Job:
Can you find the lines of the listing that include "Geschäftsjahr" and copy every one?

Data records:
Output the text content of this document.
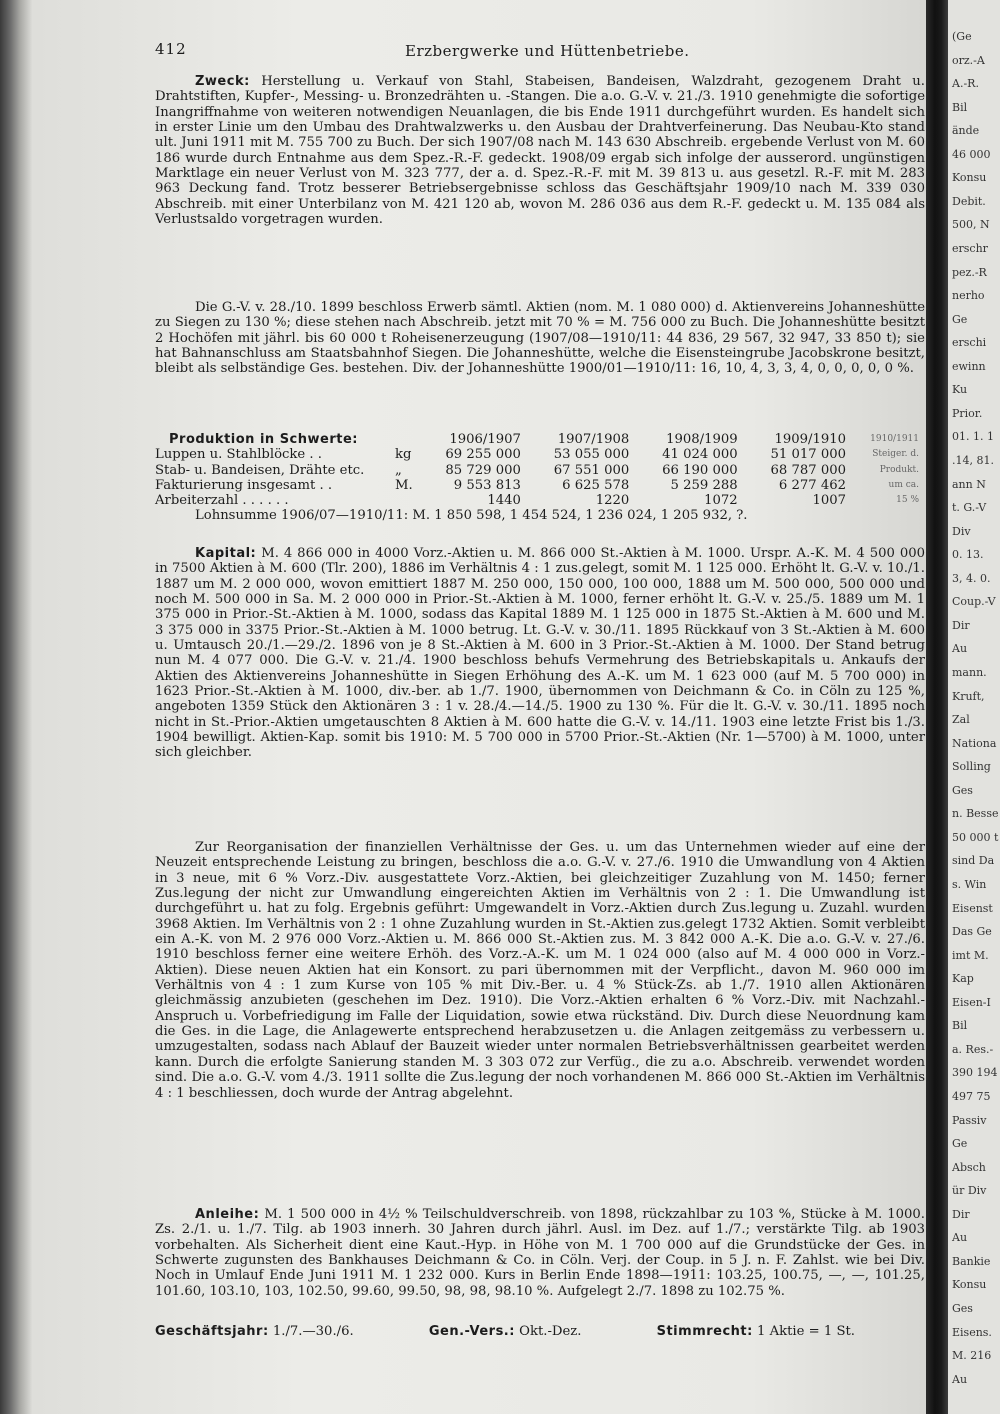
(Ge
orz.-A
A.-R.
Bil
ände
46 000
Konsu
Debit.
500, N
erschr
pez.-R
nerho
Ge
erschi
ewinn
Ku
Prior.
01. 1. 1
.14, 81.
ann N
t. G.-V
Div
0. 13.
3, 4. 0.
Coup.-V
Dir
Au
mann.
Kruft,
Zal
Nationa
Solling
Ges
n. Besse
50 000 t
sind Da
s. Win
Eisenst
Das Ge
imt M.
Kap
Eisen-I
Bil
a. Res.-
390 194
497 75
Passiv
Ge
Absch
ür Div
Dir
Au
Bankie
Konsu
Ges
Eisens.
M. 216
Au
412	Erzbergwerke und Hüttenbetriebe.

Zweck: Herstellung u. Verkauf von Stahl, Stabeisen, Bandeisen, Walzdraht, gezogenem Draht u. Drahtstiften, Kupfer-, Messing- u. Bronzedrähten u. -Stangen. Die a.o. G.-V. v. 21./3. 1910 genehmigte die sofortige Inangriffnahme von weiteren notwendigen Neuanlagen, die bis Ende 1911 durchgeführt wurden. Es handelt sich in erster Linie um den Umbau des Drahtwalzwerks u. den Ausbau der Drahtverfeinerung. Das Neubau-Kto stand ult. Juni 1911 mit M. 755 700 zu Buch. Der sich 1907/08 nach M. 143 630 Abschreib. ergebende Verlust von M. 60 186 wurde durch Entnahme aus dem Spez.-R.-F. gedeckt. 1908/09 ergab sich infolge der ausserord. ungünstigen Marktlage ein neuer Verlust von M. 323 777, der a. d. Spez.-R.-F. mit M. 39 813 u. aus gesetzl. R.-F. mit M. 283 963 Deckung fand. Trotz besserer Betriebsergebnisse schloss das Geschäftsjahr 1909/10 nach M. 339 030 Abschreib. mit einer Unterbilanz von M. 421 120 ab, wovon M. 286 036 aus dem R.-F. gedeckt u. M. 135 084 als Verlustsaldo vorgetragen wurden.

Die G.-V. v. 28./10. 1899 beschloss Erwerb sämtl. Aktien (nom. M. 1 080 000) d. Aktienvereins Johanneshütte zu Siegen zu 130 %; diese stehen nach Abschreib. jetzt mit 70 % = M. 756 000 zu Buch. Die Johanneshütte besitzt 2 Hochöfen mit jährl. bis 60 000 t Roheisenerzeugung (1907/08—1910/11: 44 836, 29 567, 32 947, 33 850 t); sie hat Bahnanschluss am Staatsbahnhof Siegen. Die Johanneshütte, welche die Eisensteingrube Jacobskrone besitzt, bleibt als selbständige Ges. bestehen. Div. der Johanneshütte 1900/01—1910/11: 16, 10, 4, 3, 3, 4, 0, 0, 0, 0, 0 %.

Produktion in Schwerte:		1906/1907	1907/1908	1908/1909	1909/1910	1910/1911
Luppen u. Stahlblöcke . .	kg	69 255 000	53 055 000	41 024 000	51 017 000	Steiger. d.
Stab- u. Bandeisen, Drähte etc.	„	85 729 000	67 551 000	66 190 000	68 787 000	Produkt.
Fakturierung insgesamt . .	M.	9 553 813	6 625 578	5 259 288	6 277 462	um ca.
Arbeiterzahl . . . . . .		1440	1220	1072	1007	15 %

Lohnsumme 1906/07—1910/11: M. 1 850 598, 1 454 524, 1 236 024, 1 205 932, ?.

Kapital: M. 4 866 000 in 4000 Vorz.-Aktien u. M. 866 000 St.-Aktien à M. 1000. Urspr. A.-K. M. 4 500 000 in 7500 Aktien à M. 600 (Tlr. 200), 1886 im Verhältnis 4 : 1 zus.gelegt, somit M. 1 125 000. Erhöht lt. G.-V. v. 10./1. 1887 um M. 2 000 000, wovon emittiert 1887 M. 250 000, 150 000, 100 000, 1888 um M. 500 000, 500 000 und noch M. 500 000 in Sa. M. 2 000 000 in Prior.-St.-Aktien à M. 1000, ferner erhöht lt. G.-V. v. 25./5. 1889 um M. 1 375 000 in Prior.-St.-Aktien à M. 1000, sodass das Kapital 1889 M. 1 125 000 in 1875 St.-Aktien à M. 600 und M. 3 375 000 in 3375 Prior.-St.-Aktien à M. 1000 betrug. Lt. G.-V. v. 30./11. 1895 Rückkauf von 3 St.-Aktien à M. 600 u. Umtausch 20./1.—29./2. 1896 von je 8 St.-Aktien à M. 600 in 3 Prior.-St.-Aktien à M. 1000. Der Stand betrug nun M. 4 077 000. Die G.-V. v. 21./4. 1900 beschloss behufs Vermehrung des Betriebskapitals u. Ankaufs der Aktien des Aktienvereins Johanneshütte in Siegen Erhöhung des A.-K. um M. 1 623 000 (auf M. 5 700 000) in 1623 Prior.-St.-Aktien à M. 1000, div.-ber. ab 1./7. 1900, übernommen von Deichmann & Co. in Cöln zu 125 %, angeboten 1359 Stück den Aktionären 3 : 1 v. 28./4.—14./5. 1900 zu 130 %. Für die lt. G.-V. v. 30./11. 1895 noch nicht in St.-Prior.-Aktien umgetauschten 8 Aktien à M. 600 hatte die G.-V. v. 14./11. 1903 eine letzte Frist bis 1./3. 1904 bewilligt. Aktien-Kap. somit bis 1910: M. 5 700 000 in 5700 Prior.-St.-Aktien (Nr. 1—5700) à M. 1000, unter sich gleichber.

Zur Reorganisation der finanziellen Verhältnisse der Ges. u. um das Unternehmen wieder auf eine der Neuzeit entsprechende Leistung zu bringen, beschloss die a.o. G.-V. v. 27./6. 1910 die Umwandlung von 4 Aktien in 3 neue, mit 6 % Vorz.-Div. ausgestattete Vorz.-Aktien, bei gleichzeitiger Zuzahlung von M. 1450; ferner Zus.legung der nicht zur Umwandlung eingereichten Aktien im Verhältnis von 2 : 1. Die Umwandlung ist durchgeführt u. hat zu folg. Ergebnis geführt: Umgewandelt in Vorz.-Aktien durch Zus.legung u. Zuzahl. wurden 3968 Aktien. Im Verhältnis von 2 : 1 ohne Zuzahlung wurden in St.-Aktien zus.gelegt 1732 Aktien. Somit verbleibt ein A.-K. von M. 2 976 000 Vorz.-Aktien u. M. 866 000 St.-Aktien zus. M. 3 842 000 A.-K. Die a.o. G.-V. v. 27./6. 1910 beschloss ferner eine weitere Erhöh. des Vorz.-A.-K. um M. 1 024 000 (also auf M. 4 000 000 in Vorz.-Aktien). Diese neuen Aktien hat ein Konsort. zu pari übernommen mit der Verpflicht., davon M. 960 000 im Verhältnis von 4 : 1 zum Kurse von 105 % mit Div.-Ber. u. 4 % Stück-Zs. ab 1./7. 1910 allen Aktionären gleichmässig anzubieten (geschehen im Dez. 1910). Die Vorz.-Aktien erhalten 6 % Vorz.-Div. mit Nachzahl.-Anspruch u. Vorbefriedigung im Falle der Liquidation, sowie etwa rückständ. Div. Durch diese Neuordnung kam die Ges. in die Lage, die Anlagewerte entsprechend herabzusetzen u. die Anlagen zeitgemäss zu verbessern u. umzugestalten, sodass nach Ablauf der Bauzeit wieder unter normalen Betriebsverhältnissen gearbeitet werden kann. Durch die erfolgte Sanierung standen M. 3 303 072 zur Verfüg., die zu a.o. Abschreib. verwendet worden sind. Die a.o. G.-V. vom 4./3. 1911 sollte die Zus.legung der noch vorhandenen M. 866 000 St.-Aktien im Verhältnis 4 : 1 beschliessen, doch wurde der Antrag abgelehnt.

Anleihe: M. 1 500 000 in 4½ % Teilschuldverschreib. von 1898, rückzahlbar zu 103 %, Stücke à M. 1000. Zs. 2./1. u. 1./7. Tilg. ab 1903 innerh. 30 Jahren durch jährl. Ausl. im Dez. auf 1./7.; verstärkte Tilg. ab 1903 vorbehalten. Als Sicherheit dient eine Kaut.-Hyp. in Höhe von M. 1 700 000 auf die Grundstücke der Ges. in Schwerte zugunsten des Bankhauses Deichmann & Co. in Cöln. Verj. der Coup. in 5 J. n. F. Zahlst. wie bei Div. Noch in Umlauf Ende Juni 1911 M. 1 232 000. Kurs in Berlin Ende 1898—1911: 103.25, 100.75, —, —, 101.25, 101.60, 103.10, 103, 102.50, 99.60, 99.50, 98, 98, 98.10 %. Aufgelegt 2./7. 1898 zu 102.75 %.

Geschäftsjahr: 1./7.—30./6.	Gen.-Vers.: Okt.-Dez.	Stimmrecht: 1 Aktie = 1 St.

Solution for this task:
Zweck: Herstellung u. Verkauf von Stahl, Stabeisen, Bandeisen, Walzdraht, gezogenem Draht u. Drahtstiften, Kupfer-, Messing- u. Bronzedrähten u. -Stangen. Die a.o. G.-V. v. 21./3. 1910 genehmigte die sofortige Inangriffnahme von weiteren notwendigen Neuanlagen, die bis Ende 1911 durchgeführt wurden. Es handelt sich in erster Linie um den Umbau des Drahtwalzwerks u. den Ausbau der Drahtverfeinerung. Das Neubau-Kto stand ult. Juni 1911 mit M. 755 700 zu Buch. Der sich 1907/08 nach M. 143 630 Abschreib. ergebende Verlust von M. 60 186 wurde durch Entnahme aus dem Spez.-R.-F. gedeckt. 1908/09 ergab sich infolge der ausserord. ungünstigen Marktlage ein neuer Verlust von M. 323 777, der a. d. Spez.-R.-F. mit M. 39 813 u. aus gesetzl. R.-F. mit M. 283 963 Deckung fand. Trotz besserer Betriebsergebnisse schloss das Geschäftsjahr 1909/10 nach M. 339 030 Abschreib. mit einer Unterbilanz von M. 421 120 ab, wovon M. 286 036 aus dem R.-F. gedeckt u. M. 135 084 als Verlustsaldo vorgetragen wurden.
Geschäftsjahr: 1./7.—30./6.	Gen.-Vers.: Okt.-Dez.	Stimmrecht: 1 Aktie = 1 St.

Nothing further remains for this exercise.